▶ To be done
Copy out all the entries exactly.

== Data shown ==

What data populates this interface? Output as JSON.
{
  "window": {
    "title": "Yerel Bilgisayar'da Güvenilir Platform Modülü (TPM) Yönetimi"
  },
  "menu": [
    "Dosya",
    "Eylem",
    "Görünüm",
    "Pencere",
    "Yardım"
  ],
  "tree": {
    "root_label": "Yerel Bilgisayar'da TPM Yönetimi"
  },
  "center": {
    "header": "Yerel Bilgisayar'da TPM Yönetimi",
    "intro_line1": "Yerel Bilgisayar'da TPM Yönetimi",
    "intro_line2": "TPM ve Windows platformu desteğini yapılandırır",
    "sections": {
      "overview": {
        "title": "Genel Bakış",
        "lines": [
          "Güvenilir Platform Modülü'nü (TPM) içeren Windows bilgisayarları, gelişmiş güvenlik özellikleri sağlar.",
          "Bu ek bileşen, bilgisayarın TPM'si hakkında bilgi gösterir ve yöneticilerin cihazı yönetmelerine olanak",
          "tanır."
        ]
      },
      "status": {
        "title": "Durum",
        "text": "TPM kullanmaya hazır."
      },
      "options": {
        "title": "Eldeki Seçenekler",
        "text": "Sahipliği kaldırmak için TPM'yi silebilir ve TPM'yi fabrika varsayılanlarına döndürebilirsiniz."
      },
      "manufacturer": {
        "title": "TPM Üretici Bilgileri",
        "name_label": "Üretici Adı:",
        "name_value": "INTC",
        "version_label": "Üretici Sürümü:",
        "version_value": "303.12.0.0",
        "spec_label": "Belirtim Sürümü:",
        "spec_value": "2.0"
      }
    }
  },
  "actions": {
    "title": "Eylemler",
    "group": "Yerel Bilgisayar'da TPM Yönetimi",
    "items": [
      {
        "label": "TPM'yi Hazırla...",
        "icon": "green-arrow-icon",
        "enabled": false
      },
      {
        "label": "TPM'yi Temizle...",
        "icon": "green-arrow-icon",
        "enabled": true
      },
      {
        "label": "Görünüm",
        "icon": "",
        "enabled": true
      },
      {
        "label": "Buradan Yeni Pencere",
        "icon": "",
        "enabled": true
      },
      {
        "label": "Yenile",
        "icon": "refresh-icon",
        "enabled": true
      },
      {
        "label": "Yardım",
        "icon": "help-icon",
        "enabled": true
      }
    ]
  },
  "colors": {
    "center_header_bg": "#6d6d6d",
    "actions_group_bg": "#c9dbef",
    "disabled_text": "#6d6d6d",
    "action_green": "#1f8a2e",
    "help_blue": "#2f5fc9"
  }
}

===

▶ Exercise solution
What data populates this interface? Output as JSON.
{
  "window": {
    "title": "Yerel Bilgisayar'da Güvenilir Platform Modülü (TPM) Yönetimi"
  },
  "menu": [
    "Dosya",
    "Eylem",
    "Görünüm",
    "Pencere",
    "Yardım"
  ],
  "tree": {
    "root_label": "Yerel Bilgisayar'da TPM Yönetimi"
  },
  "center": {
    "header": "Yerel Bilgisayar'da TPM Yönetimi",
    "intro_line1": "Yerel Bilgisayar'da TPM Yönetimi",
    "intro_line2": "TPM ve Windows platformu desteğini yapılandırır",
    "sections": {
      "overview": {
        "title": "Genel Bakış",
        "lines": [
          "Güvenilir Platform Modülü'nü (TPM) içeren Windows bilgisayarları, gelişmiş güvenlik özellikleri sağlar.",
          "Bu ek bileşen, bilgisayarın TPM'si hakkında bilgi gösterir ve yöneticilerin cihazı yönetmelerine olanak",
          "tanır."
        ]
      },
      "status": {
        "title": "Durum",
        "text": "TPM kullanmaya hazır."
      },
      "options": {
        "title": "Eldeki Seçenekler",
        "text": "Sahipliği kaldırmak için TPM'yi silebilir ve TPM'yi fabrika varsayılanlarına döndürebilirsiniz."
      },
      "manufacturer": {
        "title": "TPM Üretici Bilgileri",
        "name_label": "Üretici Adı:",
        "name_value": "INTC",
        "version_label": "Üretici Sürümü:",
        "version_value": "303.12.0.0",
        "spec_label": "Belirtim Sürümü:",
        "spec_value": "2.0"
      }
    }
  },
  "actions": {
    "title": "Eylemler",
    "group": "Yerel Bilgisayar'da TPM Yönetimi",
    "items": [
      {
        "label": "TPM'yi Hazırla...",
        "icon": "green-arrow-icon",
        "enabled": false
      },
      {
        "label": "TPM'yi Temizle...",
        "icon": "green-arrow-icon",
        "enabled": true
      },
      {
        "label": "Görünüm",
        "icon": "",
        "enabled": true
      },
      {
        "label": "Buradan Yeni Pencere",
        "icon": "",
        "enabled": true
      },
      {
        "label": "Yenile",
        "icon": "refresh-icon",
        "enabled": true
      },
      {
        "label": "Yardım",
        "icon": "help-icon",
        "enabled": true
      }
    ]
  },
  "colors": {
    "center_header_bg": "#6d6d6d",
    "actions_group_bg": "#c9dbef",
    "disabled_text": "#6d6d6d",
    "action_green": "#1f8a2e",
    "help_blue": "#2f5fc9"
  }
}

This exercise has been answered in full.